_WHAT TO WORK ON_: Each record needs to be echoed exactly; can you do that?

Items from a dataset
>> BEGIN

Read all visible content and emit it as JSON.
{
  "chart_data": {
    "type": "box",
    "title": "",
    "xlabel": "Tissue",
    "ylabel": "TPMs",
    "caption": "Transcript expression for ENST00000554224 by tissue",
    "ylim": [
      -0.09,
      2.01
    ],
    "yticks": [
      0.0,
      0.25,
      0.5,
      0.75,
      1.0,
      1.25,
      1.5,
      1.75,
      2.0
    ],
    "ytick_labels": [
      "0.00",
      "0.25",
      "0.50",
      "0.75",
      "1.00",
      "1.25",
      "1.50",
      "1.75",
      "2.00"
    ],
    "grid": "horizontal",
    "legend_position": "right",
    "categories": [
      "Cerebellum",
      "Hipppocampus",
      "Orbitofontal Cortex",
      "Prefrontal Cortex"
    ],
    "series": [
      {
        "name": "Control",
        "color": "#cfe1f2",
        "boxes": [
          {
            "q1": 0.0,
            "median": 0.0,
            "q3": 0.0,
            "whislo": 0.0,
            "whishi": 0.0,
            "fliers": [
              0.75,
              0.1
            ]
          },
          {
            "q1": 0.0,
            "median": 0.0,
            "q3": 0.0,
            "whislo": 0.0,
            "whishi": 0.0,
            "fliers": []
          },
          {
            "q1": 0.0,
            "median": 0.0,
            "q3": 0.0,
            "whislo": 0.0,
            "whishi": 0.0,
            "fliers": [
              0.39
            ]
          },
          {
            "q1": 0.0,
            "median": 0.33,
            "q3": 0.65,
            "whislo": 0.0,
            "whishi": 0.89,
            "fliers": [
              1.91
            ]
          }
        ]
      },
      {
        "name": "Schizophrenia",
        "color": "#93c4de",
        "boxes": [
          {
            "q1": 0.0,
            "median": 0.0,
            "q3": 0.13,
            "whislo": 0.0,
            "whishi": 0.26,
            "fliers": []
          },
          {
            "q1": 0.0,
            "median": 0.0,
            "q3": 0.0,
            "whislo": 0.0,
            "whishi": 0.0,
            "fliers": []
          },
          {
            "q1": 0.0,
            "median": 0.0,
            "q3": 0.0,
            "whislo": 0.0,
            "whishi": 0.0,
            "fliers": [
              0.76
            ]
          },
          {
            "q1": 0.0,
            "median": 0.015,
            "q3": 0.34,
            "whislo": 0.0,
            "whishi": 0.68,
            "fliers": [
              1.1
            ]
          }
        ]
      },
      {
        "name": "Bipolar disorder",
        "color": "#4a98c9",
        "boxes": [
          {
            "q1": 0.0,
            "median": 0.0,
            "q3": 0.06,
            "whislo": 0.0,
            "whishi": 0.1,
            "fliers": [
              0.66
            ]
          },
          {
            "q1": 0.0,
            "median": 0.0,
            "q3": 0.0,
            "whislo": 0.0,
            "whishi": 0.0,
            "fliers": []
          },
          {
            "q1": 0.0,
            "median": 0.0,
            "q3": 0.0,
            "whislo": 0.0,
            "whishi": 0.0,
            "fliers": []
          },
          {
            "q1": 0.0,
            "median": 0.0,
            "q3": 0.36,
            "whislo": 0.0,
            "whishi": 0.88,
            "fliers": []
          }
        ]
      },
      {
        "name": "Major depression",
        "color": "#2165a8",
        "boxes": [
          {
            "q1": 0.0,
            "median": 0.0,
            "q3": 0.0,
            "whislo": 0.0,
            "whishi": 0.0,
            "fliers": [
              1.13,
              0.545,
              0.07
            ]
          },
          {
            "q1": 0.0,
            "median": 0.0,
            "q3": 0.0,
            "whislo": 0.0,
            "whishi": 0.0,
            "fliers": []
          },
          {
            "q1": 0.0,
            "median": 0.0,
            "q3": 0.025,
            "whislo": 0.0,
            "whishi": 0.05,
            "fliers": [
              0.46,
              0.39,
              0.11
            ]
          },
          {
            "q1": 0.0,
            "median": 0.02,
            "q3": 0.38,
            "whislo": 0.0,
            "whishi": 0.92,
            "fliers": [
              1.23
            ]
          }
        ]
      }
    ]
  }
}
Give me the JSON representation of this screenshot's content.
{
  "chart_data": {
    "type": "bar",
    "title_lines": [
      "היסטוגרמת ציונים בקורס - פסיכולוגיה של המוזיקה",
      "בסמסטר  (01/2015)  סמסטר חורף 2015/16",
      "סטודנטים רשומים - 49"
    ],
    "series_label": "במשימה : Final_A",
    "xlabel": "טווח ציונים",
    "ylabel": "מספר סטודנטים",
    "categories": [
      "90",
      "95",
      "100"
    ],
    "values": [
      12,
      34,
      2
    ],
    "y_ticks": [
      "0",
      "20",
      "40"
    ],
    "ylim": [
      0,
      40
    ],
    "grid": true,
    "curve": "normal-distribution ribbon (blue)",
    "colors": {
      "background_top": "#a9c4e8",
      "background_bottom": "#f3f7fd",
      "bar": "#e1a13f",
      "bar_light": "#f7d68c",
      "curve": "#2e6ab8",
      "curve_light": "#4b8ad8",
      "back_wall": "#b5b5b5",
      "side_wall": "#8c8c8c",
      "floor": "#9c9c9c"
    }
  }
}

>> END

_REPLY TO THE TASK_:
Read all visible content and emit it as JSON.
{
  "chart_data": {
    "type": "box",
    "title": "",
    "xlabel": "Tissue",
    "ylabel": "TPMs",
    "caption": "Transcript expression for ENST00000554224 by tissue",
    "ylim": [
      -0.09,
      2.01
    ],
    "yticks": [
      0.0,
      0.25,
      0.5,
      0.75,
      1.0,
      1.25,
      1.5,
      1.75,
      2.0
    ],
    "ytick_labels": [
      "0.00",
      "0.25",
      "0.50",
      "0.75",
      "1.00",
      "1.25",
      "1.50",
      "1.75",
      "2.00"
    ],
    "grid": "horizontal",
    "legend_position": "right",
    "categories": [
      "Cerebellum",
      "Hipppocampus",
      "Orbitofontal Cortex",
      "Prefrontal Cortex"
    ],
    "series": [
      {
        "name": "Control",
        "color": "#cfe1f2",
        "boxes": [
          {
            "q1": 0.0,
            "median": 0.0,
            "q3": 0.0,
            "whislo": 0.0,
            "whishi": 0.0,
            "fliers": [
              0.75,
              0.1
            ]
          },
          {
            "q1": 0.0,
            "median": 0.0,
            "q3": 0.0,
            "whislo": 0.0,
            "whishi": 0.0,
            "fliers": []
          },
          {
            "q1": 0.0,
            "median": 0.0,
            "q3": 0.0,
            "whislo": 0.0,
            "whishi": 0.0,
            "fliers": [
              0.39
            ]
          },
          {
            "q1": 0.0,
            "median": 0.33,
            "q3": 0.65,
            "whislo": 0.0,
            "whishi": 0.89,
            "fliers": [
              1.91
            ]
          }
        ]
      },
      {
        "name": "Schizophrenia",
        "color": "#93c4de",
        "boxes": [
          {
            "q1": 0.0,
            "median": 0.0,
            "q3": 0.13,
            "whislo": 0.0,
            "whishi": 0.26,
            "fliers": []
          },
          {
            "q1": 0.0,
            "median": 0.0,
            "q3": 0.0,
            "whislo": 0.0,
            "whishi": 0.0,
            "fliers": []
          },
          {
            "q1": 0.0,
            "median": 0.0,
            "q3": 0.0,
            "whislo": 0.0,
            "whishi": 0.0,
            "fliers": [
              0.76
            ]
          },
          {
            "q1": 0.0,
            "median": 0.015,
            "q3": 0.34,
            "whislo": 0.0,
            "whishi": 0.68,
            "fliers": [
              1.1
            ]
          }
        ]
      },
      {
        "name": "Bipolar disorder",
        "color": "#4a98c9",
        "boxes": [
          {
            "q1": 0.0,
            "median": 0.0,
            "q3": 0.06,
            "whislo": 0.0,
            "whishi": 0.1,
            "fliers": [
              0.66
            ]
          },
          {
            "q1": 0.0,
            "median": 0.0,
            "q3": 0.0,
            "whislo": 0.0,
            "whishi": 0.0,
            "fliers": []
          },
          {
            "q1": 0.0,
            "median": 0.0,
            "q3": 0.0,
            "whislo": 0.0,
            "whishi": 0.0,
            "fliers": []
          },
          {
            "q1": 0.0,
            "median": 0.0,
            "q3": 0.36,
            "whislo": 0.0,
            "whishi": 0.88,
            "fliers": []
          }
        ]
      },
      {
        "name": "Major depression",
        "color": "#2165a8",
        "boxes": [
          {
            "q1": 0.0,
            "median": 0.0,
            "q3": 0.0,
            "whislo": 0.0,
            "whishi": 0.0,
            "fliers": [
              1.13,
              0.545,
              0.07
            ]
          },
          {
            "q1": 0.0,
            "median": 0.0,
            "q3": 0.0,
            "whislo": 0.0,
            "whishi": 0.0,
            "fliers": []
          },
          {
            "q1": 0.0,
            "median": 0.0,
            "q3": 0.025,
            "whislo": 0.0,
            "whishi": 0.05,
            "fliers": [
              0.46,
              0.39,
              0.11
            ]
          },
          {
            "q1": 0.0,
            "median": 0.02,
            "q3": 0.38,
            "whislo": 0.0,
            "whishi": 0.92,
            "fliers": [
              1.23
            ]
          }
        ]
      }
    ]
  }
}
Give me the JSON representation of this screenshot's content.
{
  "chart_data": {
    "type": "bar",
    "title_lines": [
      "היסטוגרמת ציונים בקורס - פסיכולוגיה של המוזיקה",
      "בסמסטר  (01/2015)  סמסטר חורף 2015/16",
      "סטודנטים רשומים - 49"
    ],
    "series_label": "במשימה : Final_A",
    "xlabel": "טווח ציונים",
    "ylabel": "מספר סטודנטים",
    "categories": [
      "90",
      "95",
      "100"
    ],
    "values": [
      12,
      34,
      2
    ],
    "y_ticks": [
      "0",
      "20",
      "40"
    ],
    "ylim": [
      0,
      40
    ],
    "grid": true,
    "curve": "normal-distribution ribbon (blue)",
    "colors": {
      "background_top": "#a9c4e8",
      "background_bottom": "#f3f7fd",
      "bar": "#e1a13f",
      "bar_light": "#f7d68c",
      "curve": "#2e6ab8",
      "curve_light": "#4b8ad8",
      "back_wall": "#b5b5b5",
      "side_wall": "#8c8c8c",
      "floor": "#9c9c9c"
    }
  }
}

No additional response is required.